THE REQUEST: Could you transcribe the material below exactly, without leaving out a single line?

LISTING:
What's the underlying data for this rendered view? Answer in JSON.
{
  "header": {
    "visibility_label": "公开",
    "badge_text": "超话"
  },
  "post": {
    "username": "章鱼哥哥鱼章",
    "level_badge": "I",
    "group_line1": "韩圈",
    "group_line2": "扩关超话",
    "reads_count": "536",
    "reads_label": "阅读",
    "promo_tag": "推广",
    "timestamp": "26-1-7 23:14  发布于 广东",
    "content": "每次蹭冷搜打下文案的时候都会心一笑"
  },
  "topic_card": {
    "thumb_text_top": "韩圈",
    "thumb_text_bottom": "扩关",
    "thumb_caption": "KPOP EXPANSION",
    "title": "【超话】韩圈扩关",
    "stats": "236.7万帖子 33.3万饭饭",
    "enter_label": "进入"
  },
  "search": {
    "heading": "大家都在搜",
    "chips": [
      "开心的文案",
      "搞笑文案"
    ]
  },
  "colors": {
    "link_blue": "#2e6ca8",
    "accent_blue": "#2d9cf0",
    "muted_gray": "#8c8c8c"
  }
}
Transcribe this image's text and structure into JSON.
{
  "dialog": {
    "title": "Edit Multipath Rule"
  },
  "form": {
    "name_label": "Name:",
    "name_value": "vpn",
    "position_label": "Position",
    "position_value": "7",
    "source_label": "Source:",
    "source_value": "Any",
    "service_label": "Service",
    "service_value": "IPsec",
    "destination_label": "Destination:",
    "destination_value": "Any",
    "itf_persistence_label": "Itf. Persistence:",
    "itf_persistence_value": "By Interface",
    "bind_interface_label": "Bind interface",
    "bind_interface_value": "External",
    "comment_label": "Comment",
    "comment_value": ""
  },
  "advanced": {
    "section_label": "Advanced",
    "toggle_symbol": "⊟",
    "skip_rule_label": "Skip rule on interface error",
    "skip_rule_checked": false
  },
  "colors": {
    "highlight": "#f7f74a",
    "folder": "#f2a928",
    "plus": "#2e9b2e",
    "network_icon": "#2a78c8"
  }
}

TASK RESPONSE:
What's the underlying data for this rendered view? Answer in JSON.
{
  "header": {
    "visibility_label": "公开",
    "badge_text": "超话"
  },
  "post": {
    "username": "章鱼哥哥鱼章",
    "level_badge": "I",
    "group_line1": "韩圈",
    "group_line2": "扩关超话",
    "reads_count": "536",
    "reads_label": "阅读",
    "promo_tag": "推广",
    "timestamp": "26-1-7 23:14  发布于 广东",
    "content": "每次蹭冷搜打下文案的时候都会心一笑"
  },
  "topic_card": {
    "thumb_text_top": "韩圈",
    "thumb_text_bottom": "扩关",
    "thumb_caption": "KPOP EXPANSION",
    "title": "【超话】韩圈扩关",
    "stats": "236.7万帖子 33.3万饭饭",
    "enter_label": "进入"
  },
  "search": {
    "heading": "大家都在搜",
    "chips": [
      "开心的文案",
      "搞笑文案"
    ]
  },
  "colors": {
    "link_blue": "#2e6ca8",
    "accent_blue": "#2d9cf0",
    "muted_gray": "#8c8c8c"
  }
}
Transcribe this image's text and structure into JSON.
{
  "dialog": {
    "title": "Edit Multipath Rule"
  },
  "form": {
    "name_label": "Name:",
    "name_value": "vpn",
    "position_label": "Position",
    "position_value": "7",
    "source_label": "Source:",
    "source_value": "Any",
    "service_label": "Service",
    "service_value": "IPsec",
    "destination_label": "Destination:",
    "destination_value": "Any",
    "itf_persistence_label": "Itf. Persistence:",
    "itf_persistence_value": "By Interface",
    "bind_interface_label": "Bind interface",
    "bind_interface_value": "External",
    "comment_label": "Comment",
    "comment_value": ""
  },
  "advanced": {
    "section_label": "Advanced",
    "toggle_symbol": "⊟",
    "skip_rule_label": "Skip rule on interface error",
    "skip_rule_checked": false
  },
  "colors": {
    "highlight": "#f7f74a",
    "folder": "#f2a928",
    "plus": "#2e9b2e",
    "network_icon": "#2a78c8"
  }
}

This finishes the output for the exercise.